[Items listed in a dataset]
****************
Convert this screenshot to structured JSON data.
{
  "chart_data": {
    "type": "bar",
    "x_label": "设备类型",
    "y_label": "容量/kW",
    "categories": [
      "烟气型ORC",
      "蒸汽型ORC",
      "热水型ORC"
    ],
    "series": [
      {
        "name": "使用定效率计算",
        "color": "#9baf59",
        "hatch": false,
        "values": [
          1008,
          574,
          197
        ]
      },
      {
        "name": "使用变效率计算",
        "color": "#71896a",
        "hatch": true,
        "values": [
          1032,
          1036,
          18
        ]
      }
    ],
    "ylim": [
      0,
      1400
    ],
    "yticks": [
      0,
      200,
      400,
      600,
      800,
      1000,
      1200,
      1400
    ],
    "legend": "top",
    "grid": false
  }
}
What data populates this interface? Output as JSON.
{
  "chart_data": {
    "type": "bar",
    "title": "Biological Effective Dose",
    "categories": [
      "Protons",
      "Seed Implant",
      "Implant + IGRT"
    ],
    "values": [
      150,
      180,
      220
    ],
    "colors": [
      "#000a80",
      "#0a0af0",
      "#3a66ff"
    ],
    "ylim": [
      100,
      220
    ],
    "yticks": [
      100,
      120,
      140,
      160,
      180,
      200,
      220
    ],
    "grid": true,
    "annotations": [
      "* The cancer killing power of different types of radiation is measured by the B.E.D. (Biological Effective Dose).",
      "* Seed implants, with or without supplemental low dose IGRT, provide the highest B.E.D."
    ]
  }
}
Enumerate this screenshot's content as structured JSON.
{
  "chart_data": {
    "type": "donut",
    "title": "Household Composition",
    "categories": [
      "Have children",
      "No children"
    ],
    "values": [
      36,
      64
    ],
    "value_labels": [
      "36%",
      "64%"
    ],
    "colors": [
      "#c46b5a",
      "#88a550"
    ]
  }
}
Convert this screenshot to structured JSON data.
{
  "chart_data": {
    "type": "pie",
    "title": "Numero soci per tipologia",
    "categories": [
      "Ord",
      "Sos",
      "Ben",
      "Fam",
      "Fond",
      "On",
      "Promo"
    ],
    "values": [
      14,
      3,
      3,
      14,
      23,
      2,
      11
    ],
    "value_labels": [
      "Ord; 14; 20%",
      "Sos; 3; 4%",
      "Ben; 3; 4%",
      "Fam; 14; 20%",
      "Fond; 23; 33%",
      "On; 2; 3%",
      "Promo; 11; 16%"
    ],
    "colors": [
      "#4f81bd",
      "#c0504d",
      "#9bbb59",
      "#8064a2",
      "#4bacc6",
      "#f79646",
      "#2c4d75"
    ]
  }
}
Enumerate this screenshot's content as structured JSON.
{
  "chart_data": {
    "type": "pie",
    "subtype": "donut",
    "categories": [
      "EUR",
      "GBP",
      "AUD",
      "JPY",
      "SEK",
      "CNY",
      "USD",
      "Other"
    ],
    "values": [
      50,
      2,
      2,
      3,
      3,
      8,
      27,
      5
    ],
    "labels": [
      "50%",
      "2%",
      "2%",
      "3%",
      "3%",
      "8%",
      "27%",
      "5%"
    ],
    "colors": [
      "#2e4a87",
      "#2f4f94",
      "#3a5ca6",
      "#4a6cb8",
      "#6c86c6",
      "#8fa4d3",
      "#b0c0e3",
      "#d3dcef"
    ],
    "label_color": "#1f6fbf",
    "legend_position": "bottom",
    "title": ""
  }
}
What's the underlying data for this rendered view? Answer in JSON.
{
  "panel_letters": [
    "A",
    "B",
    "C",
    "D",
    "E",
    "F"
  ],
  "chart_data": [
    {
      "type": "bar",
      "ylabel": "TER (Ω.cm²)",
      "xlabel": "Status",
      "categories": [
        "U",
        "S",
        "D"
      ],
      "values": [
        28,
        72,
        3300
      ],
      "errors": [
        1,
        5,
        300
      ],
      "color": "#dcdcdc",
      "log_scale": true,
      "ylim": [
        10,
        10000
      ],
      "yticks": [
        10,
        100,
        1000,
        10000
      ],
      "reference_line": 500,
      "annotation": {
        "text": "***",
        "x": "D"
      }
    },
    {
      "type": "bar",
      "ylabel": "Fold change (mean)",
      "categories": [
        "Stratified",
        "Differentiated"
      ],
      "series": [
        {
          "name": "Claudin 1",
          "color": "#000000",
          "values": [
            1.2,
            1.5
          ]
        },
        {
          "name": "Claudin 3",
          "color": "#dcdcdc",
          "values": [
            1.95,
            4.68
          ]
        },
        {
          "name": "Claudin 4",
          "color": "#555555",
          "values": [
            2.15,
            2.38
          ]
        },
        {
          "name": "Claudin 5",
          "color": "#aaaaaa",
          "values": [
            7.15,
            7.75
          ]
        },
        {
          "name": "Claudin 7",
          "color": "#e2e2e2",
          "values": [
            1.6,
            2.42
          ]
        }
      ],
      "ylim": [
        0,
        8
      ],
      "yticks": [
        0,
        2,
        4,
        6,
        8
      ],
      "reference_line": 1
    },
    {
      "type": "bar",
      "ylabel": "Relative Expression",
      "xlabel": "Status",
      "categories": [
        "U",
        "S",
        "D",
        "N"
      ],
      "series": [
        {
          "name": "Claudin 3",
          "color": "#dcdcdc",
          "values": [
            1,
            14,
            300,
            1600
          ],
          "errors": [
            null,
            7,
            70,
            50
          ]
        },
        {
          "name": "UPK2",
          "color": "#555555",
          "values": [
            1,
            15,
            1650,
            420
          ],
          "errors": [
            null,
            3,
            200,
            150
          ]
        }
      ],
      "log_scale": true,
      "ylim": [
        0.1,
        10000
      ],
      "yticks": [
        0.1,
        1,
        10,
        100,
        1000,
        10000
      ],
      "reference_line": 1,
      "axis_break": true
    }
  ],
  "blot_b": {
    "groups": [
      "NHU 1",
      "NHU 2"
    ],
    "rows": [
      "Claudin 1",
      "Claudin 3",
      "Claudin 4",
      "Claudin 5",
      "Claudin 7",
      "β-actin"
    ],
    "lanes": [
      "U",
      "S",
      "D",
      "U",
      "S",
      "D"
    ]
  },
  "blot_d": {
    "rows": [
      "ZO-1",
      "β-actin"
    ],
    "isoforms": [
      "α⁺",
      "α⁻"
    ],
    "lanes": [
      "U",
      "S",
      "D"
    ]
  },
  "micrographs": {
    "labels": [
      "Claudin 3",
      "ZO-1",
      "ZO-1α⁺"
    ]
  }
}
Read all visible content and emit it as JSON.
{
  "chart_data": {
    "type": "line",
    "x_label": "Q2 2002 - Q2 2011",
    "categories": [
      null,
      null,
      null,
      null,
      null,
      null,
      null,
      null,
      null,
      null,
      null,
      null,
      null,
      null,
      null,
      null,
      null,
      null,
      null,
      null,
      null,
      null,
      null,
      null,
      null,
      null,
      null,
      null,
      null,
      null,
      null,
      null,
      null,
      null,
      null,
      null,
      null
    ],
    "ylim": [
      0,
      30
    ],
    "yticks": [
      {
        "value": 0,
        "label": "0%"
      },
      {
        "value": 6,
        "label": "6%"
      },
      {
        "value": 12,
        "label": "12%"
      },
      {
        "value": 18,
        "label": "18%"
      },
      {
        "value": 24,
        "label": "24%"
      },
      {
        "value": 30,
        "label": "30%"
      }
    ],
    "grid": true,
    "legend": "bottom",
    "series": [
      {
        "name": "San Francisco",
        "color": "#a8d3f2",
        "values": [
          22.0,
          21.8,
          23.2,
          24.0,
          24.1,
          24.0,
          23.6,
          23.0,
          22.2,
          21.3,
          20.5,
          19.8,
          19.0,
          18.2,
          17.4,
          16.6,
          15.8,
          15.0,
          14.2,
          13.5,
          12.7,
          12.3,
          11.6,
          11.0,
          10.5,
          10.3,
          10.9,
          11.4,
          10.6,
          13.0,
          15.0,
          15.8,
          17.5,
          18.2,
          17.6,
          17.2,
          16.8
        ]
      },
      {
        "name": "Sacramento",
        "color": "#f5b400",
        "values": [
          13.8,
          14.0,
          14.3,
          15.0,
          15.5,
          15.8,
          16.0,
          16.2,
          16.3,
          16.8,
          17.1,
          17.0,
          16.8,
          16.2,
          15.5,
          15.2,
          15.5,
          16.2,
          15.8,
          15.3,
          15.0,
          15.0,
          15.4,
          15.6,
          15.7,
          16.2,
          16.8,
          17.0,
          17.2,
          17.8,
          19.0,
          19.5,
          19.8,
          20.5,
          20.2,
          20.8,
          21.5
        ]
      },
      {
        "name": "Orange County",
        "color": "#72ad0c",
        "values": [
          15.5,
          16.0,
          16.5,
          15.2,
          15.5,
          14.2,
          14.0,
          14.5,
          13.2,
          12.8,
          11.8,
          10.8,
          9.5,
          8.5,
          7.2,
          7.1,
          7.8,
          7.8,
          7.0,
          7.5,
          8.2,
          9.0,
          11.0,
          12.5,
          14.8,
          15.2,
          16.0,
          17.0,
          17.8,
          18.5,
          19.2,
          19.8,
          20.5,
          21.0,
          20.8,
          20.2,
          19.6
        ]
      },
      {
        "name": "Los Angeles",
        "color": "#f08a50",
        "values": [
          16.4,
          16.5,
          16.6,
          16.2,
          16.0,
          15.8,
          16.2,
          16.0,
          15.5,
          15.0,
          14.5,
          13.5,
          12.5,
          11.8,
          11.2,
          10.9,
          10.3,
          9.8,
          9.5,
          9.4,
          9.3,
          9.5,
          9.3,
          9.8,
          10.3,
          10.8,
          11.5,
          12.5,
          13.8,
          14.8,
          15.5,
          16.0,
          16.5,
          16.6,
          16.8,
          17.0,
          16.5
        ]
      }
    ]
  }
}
****************
* _Exercise_: Give the number of lines where the string "Biological" occurs, without any further text.

* _Response for this exercise_: 2